» Provided records
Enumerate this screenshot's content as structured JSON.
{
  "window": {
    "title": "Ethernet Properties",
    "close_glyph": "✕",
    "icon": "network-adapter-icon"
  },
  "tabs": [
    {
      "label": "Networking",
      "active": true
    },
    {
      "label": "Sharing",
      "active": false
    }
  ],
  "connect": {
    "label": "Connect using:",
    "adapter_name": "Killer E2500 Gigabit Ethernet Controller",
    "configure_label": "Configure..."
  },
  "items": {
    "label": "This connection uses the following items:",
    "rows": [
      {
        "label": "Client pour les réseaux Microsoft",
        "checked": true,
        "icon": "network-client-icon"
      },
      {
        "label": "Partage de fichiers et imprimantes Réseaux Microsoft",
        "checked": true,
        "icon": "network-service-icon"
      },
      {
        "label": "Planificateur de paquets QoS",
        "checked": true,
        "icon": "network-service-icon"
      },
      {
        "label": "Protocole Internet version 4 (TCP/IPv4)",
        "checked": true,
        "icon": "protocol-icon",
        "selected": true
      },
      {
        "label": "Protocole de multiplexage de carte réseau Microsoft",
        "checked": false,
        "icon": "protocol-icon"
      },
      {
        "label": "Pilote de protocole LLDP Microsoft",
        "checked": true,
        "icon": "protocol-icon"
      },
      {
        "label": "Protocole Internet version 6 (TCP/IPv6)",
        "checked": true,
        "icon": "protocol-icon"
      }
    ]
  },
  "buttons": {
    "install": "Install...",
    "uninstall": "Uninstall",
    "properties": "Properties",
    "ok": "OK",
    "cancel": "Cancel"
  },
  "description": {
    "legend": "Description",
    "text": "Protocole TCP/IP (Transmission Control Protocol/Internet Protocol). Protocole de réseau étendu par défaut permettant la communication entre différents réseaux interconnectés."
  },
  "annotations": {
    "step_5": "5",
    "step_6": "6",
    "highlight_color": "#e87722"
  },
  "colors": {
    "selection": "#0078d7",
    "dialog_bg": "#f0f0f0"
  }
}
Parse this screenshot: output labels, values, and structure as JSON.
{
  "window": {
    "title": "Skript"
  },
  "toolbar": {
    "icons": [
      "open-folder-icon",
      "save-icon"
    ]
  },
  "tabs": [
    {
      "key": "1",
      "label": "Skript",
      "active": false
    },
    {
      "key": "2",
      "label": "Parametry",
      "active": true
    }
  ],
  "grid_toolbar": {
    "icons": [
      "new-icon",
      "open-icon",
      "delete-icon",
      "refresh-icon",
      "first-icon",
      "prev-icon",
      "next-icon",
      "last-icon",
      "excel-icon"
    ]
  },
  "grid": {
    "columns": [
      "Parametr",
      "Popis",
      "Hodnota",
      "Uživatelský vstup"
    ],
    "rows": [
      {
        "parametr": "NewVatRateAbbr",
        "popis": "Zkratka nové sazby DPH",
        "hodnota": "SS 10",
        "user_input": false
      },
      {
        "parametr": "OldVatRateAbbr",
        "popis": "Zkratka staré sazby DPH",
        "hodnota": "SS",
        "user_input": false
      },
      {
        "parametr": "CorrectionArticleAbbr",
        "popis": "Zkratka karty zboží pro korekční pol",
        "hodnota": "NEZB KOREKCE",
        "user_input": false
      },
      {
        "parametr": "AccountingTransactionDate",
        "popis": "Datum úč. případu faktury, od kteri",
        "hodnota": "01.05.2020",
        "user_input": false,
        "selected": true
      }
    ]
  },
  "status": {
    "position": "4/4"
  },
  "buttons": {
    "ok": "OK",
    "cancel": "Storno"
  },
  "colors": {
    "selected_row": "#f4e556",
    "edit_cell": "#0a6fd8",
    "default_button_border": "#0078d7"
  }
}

» What you will do
Every line of the data above should be reproduced word for word.

» Result for this task
Enumerate this screenshot's content as structured JSON.
{
  "window": {
    "title": "Ethernet Properties",
    "close_glyph": "✕",
    "icon": "network-adapter-icon"
  },
  "tabs": [
    {
      "label": "Networking",
      "active": true
    },
    {
      "label": "Sharing",
      "active": false
    }
  ],
  "connect": {
    "label": "Connect using:",
    "adapter_name": "Killer E2500 Gigabit Ethernet Controller",
    "configure_label": "Configure..."
  },
  "items": {
    "label": "This connection uses the following items:",
    "rows": [
      {
        "label": "Client pour les réseaux Microsoft",
        "checked": true,
        "icon": "network-client-icon"
      },
      {
        "label": "Partage de fichiers et imprimantes Réseaux Microsoft",
        "checked": true,
        "icon": "network-service-icon"
      },
      {
        "label": "Planificateur de paquets QoS",
        "checked": true,
        "icon": "network-service-icon"
      },
      {
        "label": "Protocole Internet version 4 (TCP/IPv4)",
        "checked": true,
        "icon": "protocol-icon",
        "selected": true
      },
      {
        "label": "Protocole de multiplexage de carte réseau Microsoft",
        "checked": false,
        "icon": "protocol-icon"
      },
      {
        "label": "Pilote de protocole LLDP Microsoft",
        "checked": true,
        "icon": "protocol-icon"
      },
      {
        "label": "Protocole Internet version 6 (TCP/IPv6)",
        "checked": true,
        "icon": "protocol-icon"
      }
    ]
  },
  "buttons": {
    "install": "Install...",
    "uninstall": "Uninstall",
    "properties": "Properties",
    "ok": "OK",
    "cancel": "Cancel"
  },
  "description": {
    "legend": "Description",
    "text": "Protocole TCP/IP (Transmission Control Protocol/Internet Protocol). Protocole de réseau étendu par défaut permettant la communication entre différents réseaux interconnectés."
  },
  "annotations": {
    "step_5": "5",
    "step_6": "6",
    "highlight_color": "#e87722"
  },
  "colors": {
    "selection": "#0078d7",
    "dialog_bg": "#f0f0f0"
  }
}
Parse this screenshot: output labels, values, and structure as JSON.
{
  "window": {
    "title": "Skript"
  },
  "toolbar": {
    "icons": [
      "open-folder-icon",
      "save-icon"
    ]
  },
  "tabs": [
    {
      "key": "1",
      "label": "Skript",
      "active": false
    },
    {
      "key": "2",
      "label": "Parametry",
      "active": true
    }
  ],
  "grid_toolbar": {
    "icons": [
      "new-icon",
      "open-icon",
      "delete-icon",
      "refresh-icon",
      "first-icon",
      "prev-icon",
      "next-icon",
      "last-icon",
      "excel-icon"
    ]
  },
  "grid": {
    "columns": [
      "Parametr",
      "Popis",
      "Hodnota",
      "Uživatelský vstup"
    ],
    "rows": [
      {
        "parametr": "NewVatRateAbbr",
        "popis": "Zkratka nové sazby DPH",
        "hodnota": "SS 10",
        "user_input": false
      },
      {
        "parametr": "OldVatRateAbbr",
        "popis": "Zkratka staré sazby DPH",
        "hodnota": "SS",
        "user_input": false
      },
      {
        "parametr": "CorrectionArticleAbbr",
        "popis": "Zkratka karty zboží pro korekční pol",
        "hodnota": "NEZB KOREKCE",
        "user_input": false
      },
      {
        "parametr": "AccountingTransactionDate",
        "popis": "Datum úč. případu faktury, od kteri",
        "hodnota": "01.05.2020",
        "user_input": false,
        "selected": true
      }
    ]
  },
  "status": {
    "position": "4/4"
  },
  "buttons": {
    "ok": "OK",
    "cancel": "Storno"
  },
  "colors": {
    "selected_row": "#f4e556",
    "edit_cell": "#0a6fd8",
    "default_button_border": "#0078d7"
  }
}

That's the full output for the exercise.